**Stated task:** Go through the listing and set it down exactly, leaving out its pictures.

**Given data:**
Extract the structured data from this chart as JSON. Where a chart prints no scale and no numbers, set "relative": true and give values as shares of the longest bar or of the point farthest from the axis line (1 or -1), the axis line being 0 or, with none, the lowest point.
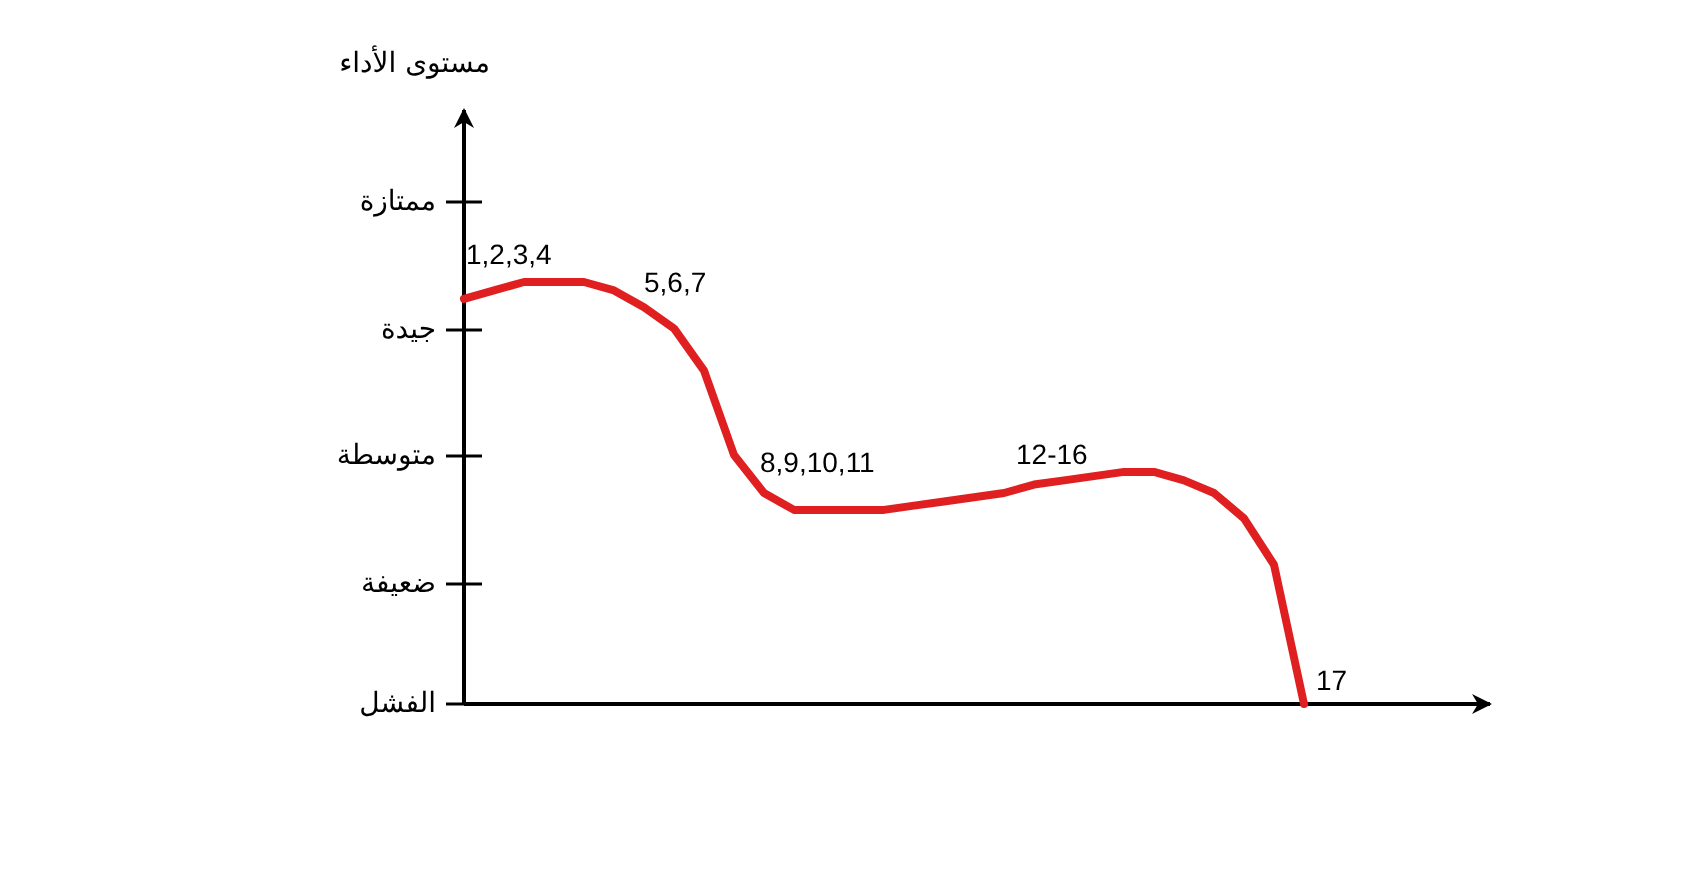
{
  "chart_data": {
    "type": "line",
    "relative": true,
    "categories": [
      null,
      null,
      null,
      null,
      null,
      null,
      null,
      null,
      null,
      null,
      null,
      null,
      null,
      null,
      null,
      null,
      null,
      null,
      null,
      null,
      null,
      null,
      null,
      null,
      null,
      null,
      null,
      null,
      null
    ],
    "values": [
      0.96,
      0.98,
      1.0,
      1,
      1.0,
      0.98,
      0.94,
      0.89,
      0.79,
      0.59,
      0.5,
      0.46,
      0.46,
      0.46,
      0.46,
      0.47,
      0.48,
      0.49,
      0.5,
      0.52,
      0.53,
      0.54,
      0.55,
      0.55,
      0.53,
      0.5,
      0.44,
      0.33,
      0
    ],
    "color": "#e02020",
    "grid": false,
    "marker": "none",
    "line_style": "solid",
    "annotations": [
      "مستوى الأداء",
      "ممتازة",
      "جيدة",
      "متوسطة",
      "ضعيفة",
      "الفشل",
      "1,2,3,4",
      "5,6,7",
      "8,9,10,11",
      "12-16",
      "17"
    ]
  }
}
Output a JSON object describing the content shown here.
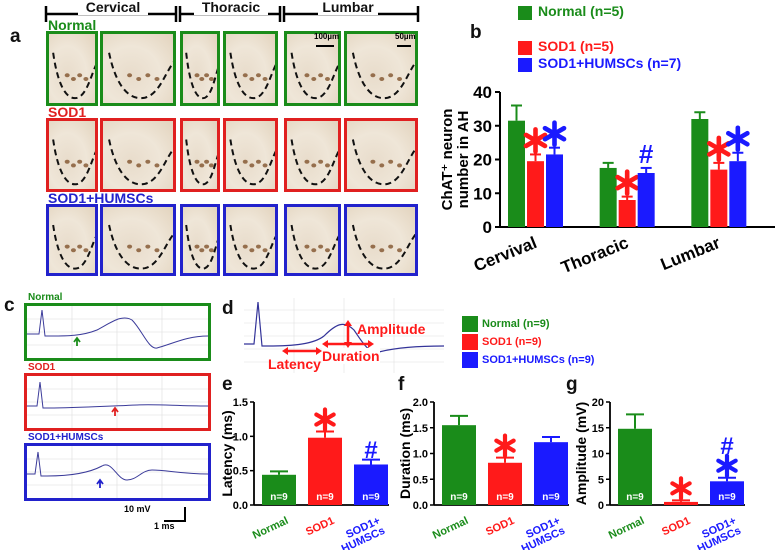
{
  "panel_a": {
    "letter": "a",
    "regions": [
      "Cervical",
      "Thoracic",
      "Lumbar"
    ],
    "rows": [
      {
        "label": "Normal",
        "color": "#1a8c1a"
      },
      {
        "label": "SOD1",
        "color": "#e02020"
      },
      {
        "label": "SOD1+HUMSCs",
        "color": "#2222cc"
      }
    ],
    "scale_bars": [
      "100µm",
      "50µm"
    ]
  },
  "panel_b": {
    "letter": "b",
    "legend": [
      {
        "label": "Normal (n=5)",
        "color": "#1a8c1a"
      },
      {
        "label": "SOD1 (n=5)",
        "color": "#ff1a1a"
      },
      {
        "label": "SOD1+HUMSCs (n=7)",
        "color": "#1a1aff"
      }
    ]
  },
  "panel_c": {
    "letter": "c",
    "traces": [
      {
        "label": "Normal",
        "color": "#1a8c1a",
        "arrow_color": "#1a8c1a"
      },
      {
        "label": "SOD1",
        "color": "#e02020",
        "arrow_color": "#e02020"
      },
      {
        "label": "SOD1+HUMSCs",
        "color": "#2222cc",
        "arrow_color": "#2222cc"
      }
    ],
    "scale_v": "10 mV",
    "scale_t": "1 ms"
  },
  "panel_d": {
    "letter": "d",
    "labels": {
      "amplitude": "Amplitude",
      "latency": "Latency",
      "duration": "Duration"
    },
    "legend": [
      {
        "label": "Normal (n=9)",
        "color": "#1a8c1a"
      },
      {
        "label": "SOD1 (n=9)",
        "color": "#ff1a1a"
      },
      {
        "label": "SOD1+HUMSCs (n=9)",
        "color": "#1a1aff"
      }
    ]
  },
  "panel_e_letter": "e",
  "panel_f_letter": "f",
  "panel_g_letter": "g",
  "chart_data": [
    {
      "id": "b",
      "type": "bar",
      "ylabel": "ChAT⁺ neuron number in AH",
      "categories": [
        "Cervival",
        "Thoracic",
        "Lumbar"
      ],
      "ylim": [
        0,
        40
      ],
      "yticks": [
        0,
        10,
        20,
        30,
        40
      ],
      "series": [
        {
          "name": "Normal (n=5)",
          "color": "#1a8c1a",
          "values": [
            31.5,
            17.5,
            32
          ],
          "errors": [
            4.5,
            1.5,
            2
          ]
        },
        {
          "name": "SOD1 (n=5)",
          "color": "#ff1a1a",
          "values": [
            19.5,
            8,
            17
          ],
          "errors": [
            2,
            1,
            2
          ]
        },
        {
          "name": "SOD1+HUMSCs (n=7)",
          "color": "#1a1aff",
          "values": [
            21.5,
            16,
            19.5
          ],
          "errors": [
            2,
            1.5,
            2.5
          ]
        }
      ],
      "annotations": [
        [
          "",
          "*",
          "*"
        ],
        [
          "",
          "*",
          "#"
        ],
        [
          "",
          "*",
          "*"
        ]
      ]
    },
    {
      "id": "e",
      "type": "bar",
      "ylabel": "Latency (ms)",
      "categories": [
        "Normal",
        "SOD1",
        "SOD1+ HUMSCs"
      ],
      "colors": [
        "#1a8c1a",
        "#ff1a1a",
        "#1a1aff"
      ],
      "values": [
        0.44,
        0.98,
        0.59
      ],
      "errors": [
        0.05,
        0.09,
        0.07
      ],
      "ylim": [
        0,
        1.5
      ],
      "yticks": [
        "0.0",
        "0.5",
        "1.0",
        "1.5"
      ],
      "n_labels": [
        "n=9",
        "n=9",
        "n=9"
      ],
      "annotations": [
        "",
        "*",
        "#"
      ]
    },
    {
      "id": "f",
      "type": "bar",
      "ylabel": "Duration (ms)",
      "categories": [
        "Normal",
        "SOD1",
        "SOD1+ HUMSCs"
      ],
      "colors": [
        "#1a8c1a",
        "#ff1a1a",
        "#1a1aff"
      ],
      "values": [
        1.55,
        0.82,
        1.22
      ],
      "errors": [
        0.18,
        0.1,
        0.1
      ],
      "ylim": [
        0,
        2.0
      ],
      "yticks": [
        "0.0",
        "0.5",
        "1.0",
        "1.5",
        "2.0"
      ],
      "n_labels": [
        "n=9",
        "n=9",
        "n=9"
      ],
      "annotations": [
        "",
        "*",
        ""
      ]
    },
    {
      "id": "g",
      "type": "bar",
      "ylabel": "Amplitude (mV)",
      "categories": [
        "Normal",
        "SOD1",
        "SOD1+ HUMSCs"
      ],
      "colors": [
        "#1a8c1a",
        "#ff1a1a",
        "#1a1aff"
      ],
      "values": [
        14.8,
        0.6,
        4.6
      ],
      "errors": [
        2.8,
        0.3,
        0.7
      ],
      "ylim": [
        0,
        20
      ],
      "yticks": [
        "0",
        "5",
        "10",
        "15",
        "20"
      ],
      "n_labels": [
        "n=9",
        "",
        "n=9"
      ],
      "annotations": [
        "",
        "*",
        "#*"
      ]
    }
  ]
}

**Final result:**
Extract the structured data from this chart as JSON. Where a chart prints no scale and no numbers, set "relative": true and give values as shares of the longest bar or of the point farthest from the axis line (1 or -1), the axis line being 0 or, with none, the lowest point.
{
  "chart_data": {
    "type": "line",
    "relative": true,
    "categories": [
      null,
      null,
      null,
      null,
      null,
      null,
      null,
      null,
      null,
      null,
      null,
      null,
      null,
      null,
      null,
      null,
      null,
      null,
      null,
      null,
      null,
      null,
      null,
      null,
      null,
      null,
      null,
      null,
      null
    ],
    "values": [
      0.96,
      0.98,
      1.0,
      1,
      1.0,
      0.98,
      0.94,
      0.89,
      0.79,
      0.59,
      0.5,
      0.46,
      0.46,
      0.46,
      0.46,
      0.47,
      0.48,
      0.49,
      0.5,
      0.52,
      0.53,
      0.54,
      0.55,
      0.55,
      0.53,
      0.5,
      0.44,
      0.33,
      0
    ],
    "color": "#e02020",
    "grid": false,
    "marker": "none",
    "line_style": "solid",
    "annotations": [
      "مستوى الأداء",
      "ممتازة",
      "جيدة",
      "متوسطة",
      "ضعيفة",
      "الفشل",
      "1,2,3,4",
      "5,6,7",
      "8,9,10,11",
      "12-16",
      "17"
    ]
  }
}
Output a JSON object describing the content shown here.
{
  "panel_a": {
    "letter": "a",
    "regions": [
      "Cervical",
      "Thoracic",
      "Lumbar"
    ],
    "rows": [
      {
        "label": "Normal",
        "color": "#1a8c1a"
      },
      {
        "label": "SOD1",
        "color": "#e02020"
      },
      {
        "label": "SOD1+HUMSCs",
        "color": "#2222cc"
      }
    ],
    "scale_bars": [
      "100µm",
      "50µm"
    ]
  },
  "panel_b": {
    "letter": "b",
    "legend": [
      {
        "label": "Normal (n=5)",
        "color": "#1a8c1a"
      },
      {
        "label": "SOD1 (n=5)",
        "color": "#ff1a1a"
      },
      {
        "label": "SOD1+HUMSCs (n=7)",
        "color": "#1a1aff"
      }
    ]
  },
  "panel_c": {
    "letter": "c",
    "traces": [
      {
        "label": "Normal",
        "color": "#1a8c1a",
        "arrow_color": "#1a8c1a"
      },
      {
        "label": "SOD1",
        "color": "#e02020",
        "arrow_color": "#e02020"
      },
      {
        "label": "SOD1+HUMSCs",
        "color": "#2222cc",
        "arrow_color": "#2222cc"
      }
    ],
    "scale_v": "10 mV",
    "scale_t": "1 ms"
  },
  "panel_d": {
    "letter": "d",
    "labels": {
      "amplitude": "Amplitude",
      "latency": "Latency",
      "duration": "Duration"
    },
    "legend": [
      {
        "label": "Normal (n=9)",
        "color": "#1a8c1a"
      },
      {
        "label": "SOD1 (n=9)",
        "color": "#ff1a1a"
      },
      {
        "label": "SOD1+HUMSCs (n=9)",
        "color": "#1a1aff"
      }
    ]
  },
  "panel_e_letter": "e",
  "panel_f_letter": "f",
  "panel_g_letter": "g",
  "chart_data": [
    {
      "id": "b",
      "type": "bar",
      "ylabel": "ChAT⁺ neuron number in AH",
      "categories": [
        "Cervival",
        "Thoracic",
        "Lumbar"
      ],
      "ylim": [
        0,
        40
      ],
      "yticks": [
        0,
        10,
        20,
        30,
        40
      ],
      "series": [
        {
          "name": "Normal (n=5)",
          "color": "#1a8c1a",
          "values": [
            31.5,
            17.5,
            32
          ],
          "errors": [
            4.5,
            1.5,
            2
          ]
        },
        {
          "name": "SOD1 (n=5)",
          "color": "#ff1a1a",
          "values": [
            19.5,
            8,
            17
          ],
          "errors": [
            2,
            1,
            2
          ]
        },
        {
          "name": "SOD1+HUMSCs (n=7)",
          "color": "#1a1aff",
          "values": [
            21.5,
            16,
            19.5
          ],
          "errors": [
            2,
            1.5,
            2.5
          ]
        }
      ],
      "annotations": [
        [
          "",
          "*",
          "*"
        ],
        [
          "",
          "*",
          "#"
        ],
        [
          "",
          "*",
          "*"
        ]
      ]
    },
    {
      "id": "e",
      "type": "bar",
      "ylabel": "Latency (ms)",
      "categories": [
        "Normal",
        "SOD1",
        "SOD1+ HUMSCs"
      ],
      "colors": [
        "#1a8c1a",
        "#ff1a1a",
        "#1a1aff"
      ],
      "values": [
        0.44,
        0.98,
        0.59
      ],
      "errors": [
        0.05,
        0.09,
        0.07
      ],
      "ylim": [
        0,
        1.5
      ],
      "yticks": [
        "0.0",
        "0.5",
        "1.0",
        "1.5"
      ],
      "n_labels": [
        "n=9",
        "n=9",
        "n=9"
      ],
      "annotations": [
        "",
        "*",
        "#"
      ]
    },
    {
      "id": "f",
      "type": "bar",
      "ylabel": "Duration (ms)",
      "categories": [
        "Normal",
        "SOD1",
        "SOD1+ HUMSCs"
      ],
      "colors": [
        "#1a8c1a",
        "#ff1a1a",
        "#1a1aff"
      ],
      "values": [
        1.55,
        0.82,
        1.22
      ],
      "errors": [
        0.18,
        0.1,
        0.1
      ],
      "ylim": [
        0,
        2.0
      ],
      "yticks": [
        "0.0",
        "0.5",
        "1.0",
        "1.5",
        "2.0"
      ],
      "n_labels": [
        "n=9",
        "n=9",
        "n=9"
      ],
      "annotations": [
        "",
        "*",
        ""
      ]
    },
    {
      "id": "g",
      "type": "bar",
      "ylabel": "Amplitude (mV)",
      "categories": [
        "Normal",
        "SOD1",
        "SOD1+ HUMSCs"
      ],
      "colors": [
        "#1a8c1a",
        "#ff1a1a",
        "#1a1aff"
      ],
      "values": [
        14.8,
        0.6,
        4.6
      ],
      "errors": [
        2.8,
        0.3,
        0.7
      ],
      "ylim": [
        0,
        20
      ],
      "yticks": [
        "0",
        "5",
        "10",
        "15",
        "20"
      ],
      "n_labels": [
        "n=9",
        "",
        "n=9"
      ],
      "annotations": [
        "",
        "*",
        "#*"
      ]
    }
  ]
}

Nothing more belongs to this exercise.